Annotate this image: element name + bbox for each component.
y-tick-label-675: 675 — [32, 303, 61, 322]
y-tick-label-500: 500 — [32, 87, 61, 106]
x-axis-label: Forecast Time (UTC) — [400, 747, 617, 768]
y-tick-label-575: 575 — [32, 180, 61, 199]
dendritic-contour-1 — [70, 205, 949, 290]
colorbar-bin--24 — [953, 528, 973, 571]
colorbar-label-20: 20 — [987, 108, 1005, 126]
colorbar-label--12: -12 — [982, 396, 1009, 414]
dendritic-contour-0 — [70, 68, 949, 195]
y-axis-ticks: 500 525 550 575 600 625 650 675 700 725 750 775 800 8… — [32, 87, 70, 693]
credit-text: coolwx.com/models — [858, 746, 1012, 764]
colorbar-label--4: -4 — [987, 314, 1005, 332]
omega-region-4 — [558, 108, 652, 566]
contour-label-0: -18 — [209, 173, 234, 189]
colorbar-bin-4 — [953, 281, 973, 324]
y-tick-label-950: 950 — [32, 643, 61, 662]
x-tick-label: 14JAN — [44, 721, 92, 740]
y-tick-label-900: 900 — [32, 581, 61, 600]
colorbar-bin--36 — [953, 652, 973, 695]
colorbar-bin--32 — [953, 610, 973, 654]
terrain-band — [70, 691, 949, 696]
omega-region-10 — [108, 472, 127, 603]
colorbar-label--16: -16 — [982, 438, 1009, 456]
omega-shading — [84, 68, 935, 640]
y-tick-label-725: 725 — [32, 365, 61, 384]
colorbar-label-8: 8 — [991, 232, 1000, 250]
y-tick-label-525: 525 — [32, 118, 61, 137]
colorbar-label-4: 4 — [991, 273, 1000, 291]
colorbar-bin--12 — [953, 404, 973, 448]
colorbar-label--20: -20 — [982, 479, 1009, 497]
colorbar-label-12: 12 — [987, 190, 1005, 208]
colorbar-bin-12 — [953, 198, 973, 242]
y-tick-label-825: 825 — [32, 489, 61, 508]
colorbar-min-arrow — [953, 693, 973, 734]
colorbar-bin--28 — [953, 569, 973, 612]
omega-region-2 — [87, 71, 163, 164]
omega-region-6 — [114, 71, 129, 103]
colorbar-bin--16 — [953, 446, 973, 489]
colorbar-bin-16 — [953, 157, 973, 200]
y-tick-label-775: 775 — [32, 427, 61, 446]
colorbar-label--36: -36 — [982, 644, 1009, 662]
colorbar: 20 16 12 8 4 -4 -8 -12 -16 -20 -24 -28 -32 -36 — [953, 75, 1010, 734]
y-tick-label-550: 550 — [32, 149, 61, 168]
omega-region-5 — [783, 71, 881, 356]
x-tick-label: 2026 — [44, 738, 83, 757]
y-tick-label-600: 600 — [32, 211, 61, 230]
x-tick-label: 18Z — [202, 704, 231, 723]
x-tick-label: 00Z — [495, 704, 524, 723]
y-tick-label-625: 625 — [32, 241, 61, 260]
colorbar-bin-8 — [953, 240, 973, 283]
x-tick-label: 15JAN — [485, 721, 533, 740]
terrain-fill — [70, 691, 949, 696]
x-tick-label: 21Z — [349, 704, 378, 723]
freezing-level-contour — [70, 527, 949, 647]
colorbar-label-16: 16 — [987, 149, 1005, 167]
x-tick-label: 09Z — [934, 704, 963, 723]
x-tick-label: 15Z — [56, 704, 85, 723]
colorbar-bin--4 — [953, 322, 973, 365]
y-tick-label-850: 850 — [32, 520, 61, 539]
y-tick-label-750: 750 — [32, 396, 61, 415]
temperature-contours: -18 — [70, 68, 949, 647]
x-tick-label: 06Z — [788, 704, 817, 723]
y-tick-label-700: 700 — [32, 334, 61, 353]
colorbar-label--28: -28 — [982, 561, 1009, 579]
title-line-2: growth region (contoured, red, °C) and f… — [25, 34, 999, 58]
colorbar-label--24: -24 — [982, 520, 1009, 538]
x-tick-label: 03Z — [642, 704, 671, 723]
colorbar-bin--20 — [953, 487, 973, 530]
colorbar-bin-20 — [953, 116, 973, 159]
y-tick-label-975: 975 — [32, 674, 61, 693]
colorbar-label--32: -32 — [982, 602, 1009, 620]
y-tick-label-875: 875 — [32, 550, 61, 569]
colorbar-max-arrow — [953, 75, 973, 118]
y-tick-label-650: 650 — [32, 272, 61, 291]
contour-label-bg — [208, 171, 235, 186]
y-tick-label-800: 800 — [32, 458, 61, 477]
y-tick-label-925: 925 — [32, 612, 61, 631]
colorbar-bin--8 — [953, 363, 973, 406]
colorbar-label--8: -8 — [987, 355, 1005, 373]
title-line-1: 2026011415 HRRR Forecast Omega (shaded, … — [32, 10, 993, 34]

> _Goal of the exercise_: Reproduce each line of the records above, unchanged and in the same order.

> _Worked solution_:
Annotate this image: element name + bbox for each component.
y-tick-label-675: 675 — [32, 303, 61, 322]
y-tick-label-500: 500 — [32, 87, 61, 106]
x-axis-label: Forecast Time (UTC) — [400, 747, 617, 768]
y-tick-label-575: 575 — [32, 180, 61, 199]
dendritic-contour-1 — [70, 205, 949, 290]
colorbar-bin--24 — [953, 528, 973, 571]
colorbar-label-20: 20 — [987, 108, 1005, 126]
colorbar-label--12: -12 — [982, 396, 1009, 414]
dendritic-contour-0 — [70, 68, 949, 195]
y-axis-ticks: 500 525 550 575 600 625 650 675 700 725 750 775 800 8… — [32, 87, 70, 693]
credit-text: coolwx.com/models — [858, 746, 1012, 764]
colorbar-label--4: -4 — [987, 314, 1005, 332]
omega-region-4 — [558, 108, 652, 566]
contour-label-0: -18 — [209, 173, 234, 189]
colorbar-bin-4 — [953, 281, 973, 324]
y-tick-label-950: 950 — [32, 643, 61, 662]
x-tick-label: 14JAN — [44, 721, 92, 740]
y-tick-label-900: 900 — [32, 581, 61, 600]
colorbar-bin--36 — [953, 652, 973, 695]
colorbar-bin--32 — [953, 610, 973, 654]
terrain-band — [70, 691, 949, 696]
omega-region-10 — [108, 472, 127, 603]
colorbar-label--16: -16 — [982, 438, 1009, 456]
omega-shading — [84, 68, 935, 640]
y-tick-label-725: 725 — [32, 365, 61, 384]
colorbar-label-8: 8 — [991, 232, 1000, 250]
y-tick-label-525: 525 — [32, 118, 61, 137]
colorbar-label-4: 4 — [991, 273, 1000, 291]
colorbar-bin--12 — [953, 404, 973, 448]
colorbar-label--20: -20 — [982, 479, 1009, 497]
colorbar-label-12: 12 — [987, 190, 1005, 208]
colorbar-bin-12 — [953, 198, 973, 242]
y-tick-label-825: 825 — [32, 489, 61, 508]
colorbar-min-arrow — [953, 693, 973, 734]
colorbar-bin--28 — [953, 569, 973, 612]
omega-region-2 — [87, 71, 163, 164]
omega-region-6 — [114, 71, 129, 103]
colorbar-bin--16 — [953, 446, 973, 489]
colorbar-bin-16 — [953, 157, 973, 200]
y-tick-label-775: 775 — [32, 427, 61, 446]
colorbar-label--36: -36 — [982, 644, 1009, 662]
colorbar: 20 16 12 8 4 -4 -8 -12 -16 -20 -24 -28 -32 -36 — [953, 75, 1010, 734]
y-tick-label-550: 550 — [32, 149, 61, 168]
omega-region-5 — [783, 71, 881, 356]
x-tick-label: 2026 — [44, 738, 83, 757]
y-tick-label-600: 600 — [32, 211, 61, 230]
x-tick-label: 18Z — [202, 704, 231, 723]
x-tick-label: 00Z — [495, 704, 524, 723]
y-tick-label-625: 625 — [32, 241, 61, 260]
colorbar-bin-8 — [953, 240, 973, 283]
x-tick-label: 15JAN — [485, 721, 533, 740]
terrain-fill — [70, 691, 949, 696]
x-tick-label: 21Z — [349, 704, 378, 723]
freezing-level-contour — [70, 527, 949, 647]
colorbar-label-16: 16 — [987, 149, 1005, 167]
x-tick-label: 09Z — [934, 704, 963, 723]
x-tick-label: 15Z — [56, 704, 85, 723]
colorbar-bin--4 — [953, 322, 973, 365]
y-tick-label-850: 850 — [32, 520, 61, 539]
y-tick-label-750: 750 — [32, 396, 61, 415]
temperature-contours: -18 — [70, 68, 949, 647]
x-tick-label: 06Z — [788, 704, 817, 723]
y-tick-label-700: 700 — [32, 334, 61, 353]
colorbar-label--28: -28 — [982, 561, 1009, 579]
title-line-2: growth region (contoured, red, °C) and f… — [25, 34, 999, 58]
colorbar-label--24: -24 — [982, 520, 1009, 538]
x-tick-label: 03Z — [642, 704, 671, 723]
colorbar-bin--20 — [953, 487, 973, 530]
colorbar-bin-20 — [953, 116, 973, 159]
y-tick-label-975: 975 — [32, 674, 61, 693]
colorbar-label--32: -32 — [982, 602, 1009, 620]
y-tick-label-875: 875 — [32, 550, 61, 569]
colorbar-max-arrow — [953, 75, 973, 118]
y-tick-label-650: 650 — [32, 272, 61, 291]
contour-label-bg — [208, 171, 235, 186]
y-tick-label-800: 800 — [32, 458, 61, 477]
y-tick-label-925: 925 — [32, 612, 61, 631]
colorbar-bin--8 — [953, 363, 973, 406]
colorbar-label--8: -8 — [987, 355, 1005, 373]
title-line-1: 2026011415 HRRR Forecast Omega (shaded, … — [32, 10, 993, 34]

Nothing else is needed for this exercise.